Written instruction:
Show every line of the records below that contains the word "this".

[Collected data]
--

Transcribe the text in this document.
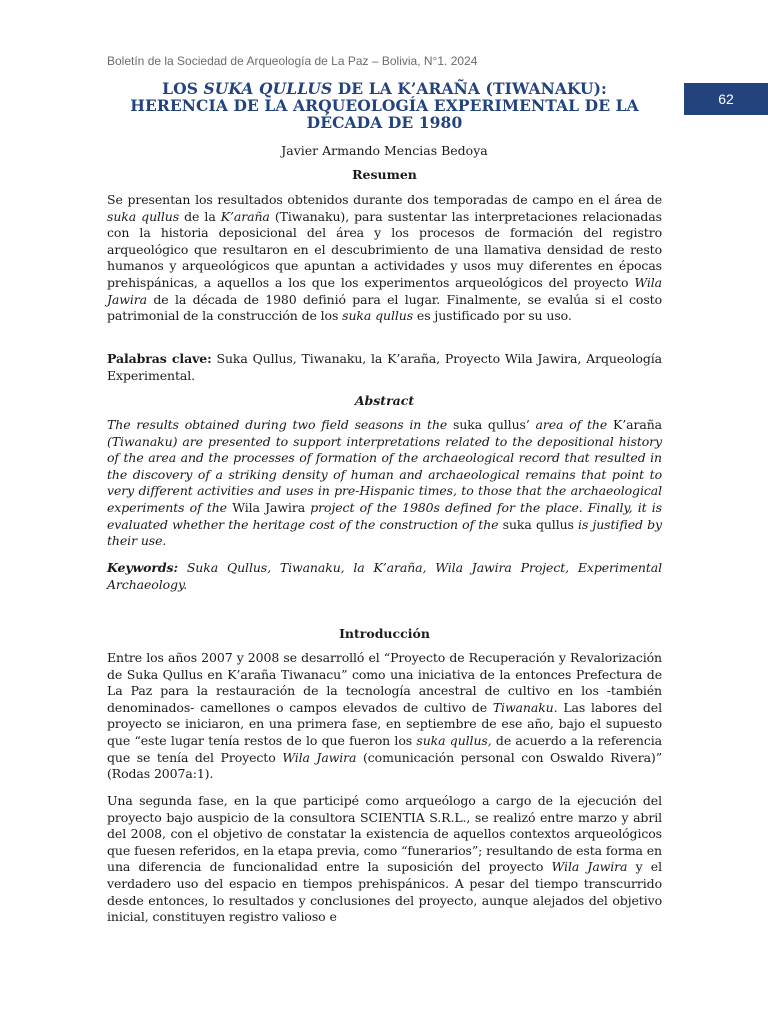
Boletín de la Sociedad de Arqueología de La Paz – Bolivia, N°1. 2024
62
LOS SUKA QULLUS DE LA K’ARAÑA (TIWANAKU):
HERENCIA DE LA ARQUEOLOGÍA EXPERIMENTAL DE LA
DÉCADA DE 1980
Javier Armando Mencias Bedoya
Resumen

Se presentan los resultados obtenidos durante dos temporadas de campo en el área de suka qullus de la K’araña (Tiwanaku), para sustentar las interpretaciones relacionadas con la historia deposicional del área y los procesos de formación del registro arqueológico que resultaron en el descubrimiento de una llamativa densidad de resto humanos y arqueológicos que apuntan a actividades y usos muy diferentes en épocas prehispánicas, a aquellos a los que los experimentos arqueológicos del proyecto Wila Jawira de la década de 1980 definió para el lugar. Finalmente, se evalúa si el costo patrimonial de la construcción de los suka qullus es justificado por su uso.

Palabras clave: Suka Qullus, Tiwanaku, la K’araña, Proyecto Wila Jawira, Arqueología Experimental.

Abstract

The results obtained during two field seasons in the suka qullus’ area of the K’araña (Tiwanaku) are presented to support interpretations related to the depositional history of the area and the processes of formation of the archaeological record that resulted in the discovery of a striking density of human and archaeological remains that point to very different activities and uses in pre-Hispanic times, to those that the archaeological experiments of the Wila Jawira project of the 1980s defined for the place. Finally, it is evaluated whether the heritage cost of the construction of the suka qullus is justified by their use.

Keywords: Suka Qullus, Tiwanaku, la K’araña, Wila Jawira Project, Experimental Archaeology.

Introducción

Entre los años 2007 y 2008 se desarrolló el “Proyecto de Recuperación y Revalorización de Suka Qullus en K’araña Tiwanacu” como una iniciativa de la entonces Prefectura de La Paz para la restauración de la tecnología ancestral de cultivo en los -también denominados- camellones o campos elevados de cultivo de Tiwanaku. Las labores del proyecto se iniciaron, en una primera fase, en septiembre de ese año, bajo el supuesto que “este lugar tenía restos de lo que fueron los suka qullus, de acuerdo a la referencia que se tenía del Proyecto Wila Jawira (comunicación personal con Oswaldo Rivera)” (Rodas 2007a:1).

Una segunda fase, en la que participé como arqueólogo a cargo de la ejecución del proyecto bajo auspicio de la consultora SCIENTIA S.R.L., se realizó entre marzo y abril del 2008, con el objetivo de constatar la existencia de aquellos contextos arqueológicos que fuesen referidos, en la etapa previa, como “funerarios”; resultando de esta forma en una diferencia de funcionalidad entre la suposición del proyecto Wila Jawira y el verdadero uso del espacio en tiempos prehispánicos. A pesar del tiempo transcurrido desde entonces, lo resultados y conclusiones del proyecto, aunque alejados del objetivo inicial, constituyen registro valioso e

--

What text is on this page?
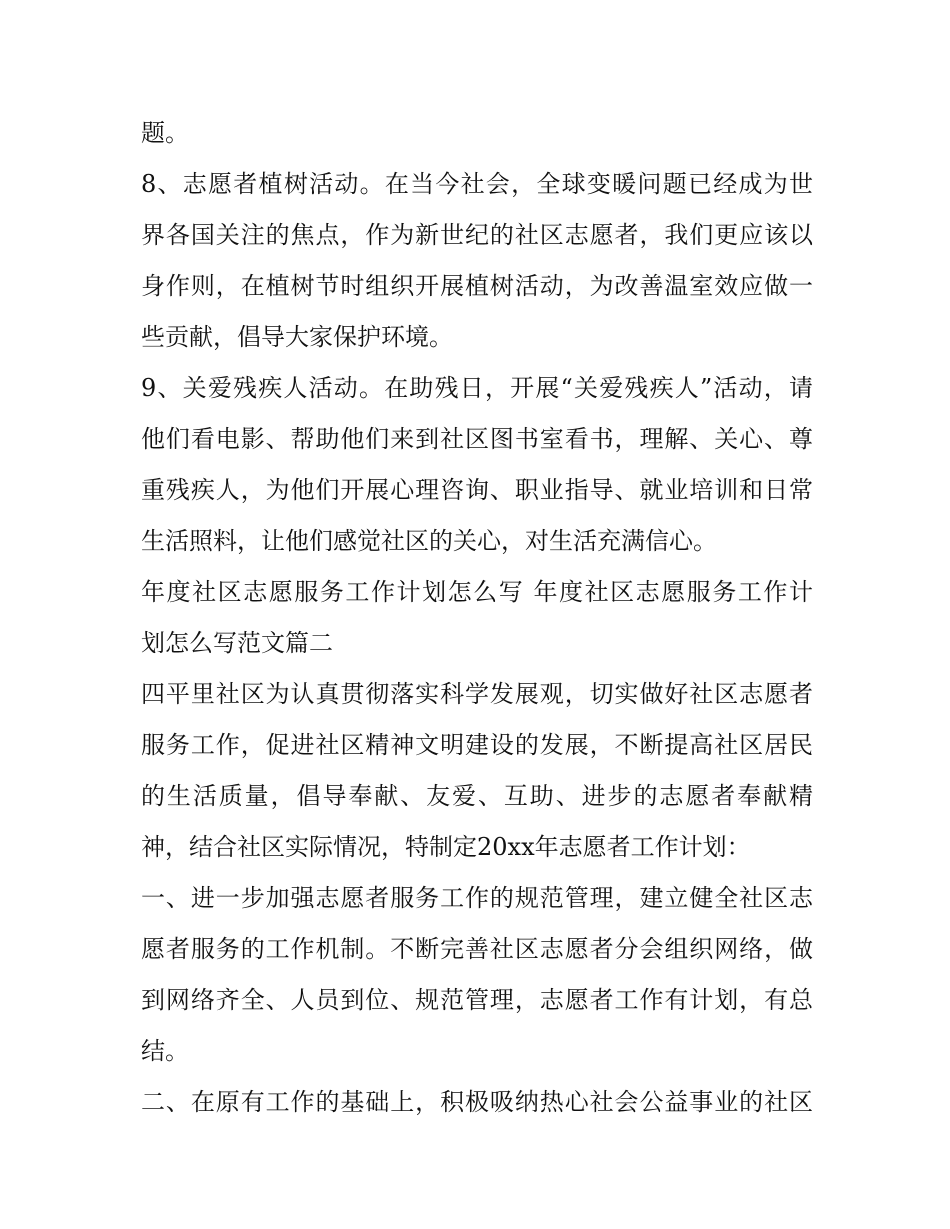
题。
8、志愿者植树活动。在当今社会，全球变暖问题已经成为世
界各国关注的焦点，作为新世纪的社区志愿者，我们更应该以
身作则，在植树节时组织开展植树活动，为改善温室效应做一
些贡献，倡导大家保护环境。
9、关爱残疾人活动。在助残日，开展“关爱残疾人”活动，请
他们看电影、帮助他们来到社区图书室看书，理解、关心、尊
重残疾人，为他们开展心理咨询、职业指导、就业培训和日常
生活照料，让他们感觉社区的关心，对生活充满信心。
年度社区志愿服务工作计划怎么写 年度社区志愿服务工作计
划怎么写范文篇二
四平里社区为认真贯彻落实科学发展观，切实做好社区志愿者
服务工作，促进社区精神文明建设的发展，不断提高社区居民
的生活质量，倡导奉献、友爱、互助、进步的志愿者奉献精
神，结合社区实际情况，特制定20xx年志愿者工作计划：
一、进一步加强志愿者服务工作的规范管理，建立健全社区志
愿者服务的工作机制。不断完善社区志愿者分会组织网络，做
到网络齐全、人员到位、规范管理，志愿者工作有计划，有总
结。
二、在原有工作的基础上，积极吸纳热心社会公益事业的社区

--

Exercise answer:
Transcribe the text in this document.
What text is on this page?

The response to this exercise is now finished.